▶ **PROBLEM**
Work out the number of lines in the listing that include the string "Бонус". Reply with that number alone.

■ ■ ■ ■

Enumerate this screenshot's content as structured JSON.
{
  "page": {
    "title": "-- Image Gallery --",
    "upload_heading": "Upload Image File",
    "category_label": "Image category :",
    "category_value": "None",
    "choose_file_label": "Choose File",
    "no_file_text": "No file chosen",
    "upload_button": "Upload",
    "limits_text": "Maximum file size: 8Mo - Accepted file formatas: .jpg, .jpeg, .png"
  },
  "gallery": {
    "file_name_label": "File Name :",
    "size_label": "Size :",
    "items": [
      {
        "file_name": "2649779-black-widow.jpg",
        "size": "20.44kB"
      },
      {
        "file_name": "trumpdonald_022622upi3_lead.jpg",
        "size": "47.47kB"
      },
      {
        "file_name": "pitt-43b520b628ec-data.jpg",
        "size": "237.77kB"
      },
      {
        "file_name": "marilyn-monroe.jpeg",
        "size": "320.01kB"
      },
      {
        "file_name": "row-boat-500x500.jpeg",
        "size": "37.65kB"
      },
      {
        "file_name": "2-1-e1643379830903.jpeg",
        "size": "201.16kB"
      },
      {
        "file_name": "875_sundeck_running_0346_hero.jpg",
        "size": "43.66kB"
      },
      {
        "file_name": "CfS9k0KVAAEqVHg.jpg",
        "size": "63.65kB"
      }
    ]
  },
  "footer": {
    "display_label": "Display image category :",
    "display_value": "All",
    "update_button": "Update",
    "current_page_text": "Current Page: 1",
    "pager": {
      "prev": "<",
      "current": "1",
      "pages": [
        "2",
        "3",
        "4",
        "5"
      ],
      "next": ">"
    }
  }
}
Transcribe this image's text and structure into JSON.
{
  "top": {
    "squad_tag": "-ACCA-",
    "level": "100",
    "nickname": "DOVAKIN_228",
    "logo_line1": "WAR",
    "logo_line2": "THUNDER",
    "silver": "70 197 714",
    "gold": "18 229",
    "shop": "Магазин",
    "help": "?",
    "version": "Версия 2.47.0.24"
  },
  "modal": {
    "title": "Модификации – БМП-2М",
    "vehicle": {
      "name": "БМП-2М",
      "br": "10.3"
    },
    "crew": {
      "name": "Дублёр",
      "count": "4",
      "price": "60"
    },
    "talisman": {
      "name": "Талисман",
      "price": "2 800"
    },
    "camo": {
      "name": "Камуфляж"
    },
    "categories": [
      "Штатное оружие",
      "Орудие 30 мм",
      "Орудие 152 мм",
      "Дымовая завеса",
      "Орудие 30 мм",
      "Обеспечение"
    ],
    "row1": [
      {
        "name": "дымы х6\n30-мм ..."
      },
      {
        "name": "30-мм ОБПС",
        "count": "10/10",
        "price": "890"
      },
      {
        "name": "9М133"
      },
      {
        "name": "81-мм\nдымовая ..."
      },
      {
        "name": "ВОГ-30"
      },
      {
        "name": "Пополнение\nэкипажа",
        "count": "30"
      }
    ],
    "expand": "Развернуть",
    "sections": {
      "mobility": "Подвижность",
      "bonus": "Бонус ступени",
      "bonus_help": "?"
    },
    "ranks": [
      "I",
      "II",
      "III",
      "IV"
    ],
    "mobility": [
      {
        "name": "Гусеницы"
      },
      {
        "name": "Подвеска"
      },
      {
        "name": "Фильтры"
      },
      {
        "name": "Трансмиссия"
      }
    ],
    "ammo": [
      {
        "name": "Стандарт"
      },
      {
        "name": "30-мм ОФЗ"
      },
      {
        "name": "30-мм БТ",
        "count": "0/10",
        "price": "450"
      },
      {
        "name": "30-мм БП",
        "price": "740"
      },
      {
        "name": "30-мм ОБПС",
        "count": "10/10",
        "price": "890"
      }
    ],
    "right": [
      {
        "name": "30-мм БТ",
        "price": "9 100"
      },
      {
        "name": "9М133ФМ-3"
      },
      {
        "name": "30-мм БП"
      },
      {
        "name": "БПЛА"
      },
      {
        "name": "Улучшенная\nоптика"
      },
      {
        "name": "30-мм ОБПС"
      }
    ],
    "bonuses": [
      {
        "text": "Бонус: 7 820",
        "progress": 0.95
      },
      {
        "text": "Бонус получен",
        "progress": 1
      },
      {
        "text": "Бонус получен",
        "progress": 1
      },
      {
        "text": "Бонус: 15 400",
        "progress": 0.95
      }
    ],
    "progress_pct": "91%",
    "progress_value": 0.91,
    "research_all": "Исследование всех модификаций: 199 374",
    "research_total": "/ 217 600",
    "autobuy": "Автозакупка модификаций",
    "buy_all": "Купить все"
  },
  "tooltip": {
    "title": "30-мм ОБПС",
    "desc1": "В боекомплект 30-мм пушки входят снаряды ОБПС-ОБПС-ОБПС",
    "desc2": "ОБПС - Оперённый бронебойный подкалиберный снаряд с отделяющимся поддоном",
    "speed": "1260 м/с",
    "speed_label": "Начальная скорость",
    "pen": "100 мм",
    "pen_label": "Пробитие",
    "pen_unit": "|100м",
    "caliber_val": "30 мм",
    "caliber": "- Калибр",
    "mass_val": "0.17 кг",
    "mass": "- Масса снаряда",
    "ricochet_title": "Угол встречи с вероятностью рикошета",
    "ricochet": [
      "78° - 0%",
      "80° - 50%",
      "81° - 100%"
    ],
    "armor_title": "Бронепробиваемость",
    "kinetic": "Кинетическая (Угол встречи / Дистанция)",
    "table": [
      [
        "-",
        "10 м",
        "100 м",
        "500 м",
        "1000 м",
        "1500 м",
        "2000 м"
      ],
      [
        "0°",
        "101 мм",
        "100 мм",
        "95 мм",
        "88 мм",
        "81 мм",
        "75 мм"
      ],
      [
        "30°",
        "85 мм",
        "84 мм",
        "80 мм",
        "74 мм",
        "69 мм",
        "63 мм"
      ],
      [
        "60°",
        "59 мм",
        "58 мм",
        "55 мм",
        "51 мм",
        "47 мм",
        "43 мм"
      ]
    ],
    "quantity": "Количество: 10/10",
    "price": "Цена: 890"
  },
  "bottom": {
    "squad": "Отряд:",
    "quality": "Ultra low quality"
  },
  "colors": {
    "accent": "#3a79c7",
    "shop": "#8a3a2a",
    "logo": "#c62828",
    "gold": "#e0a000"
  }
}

■ ■ ■ ■

▶ **THE COMPLETED TASK**
5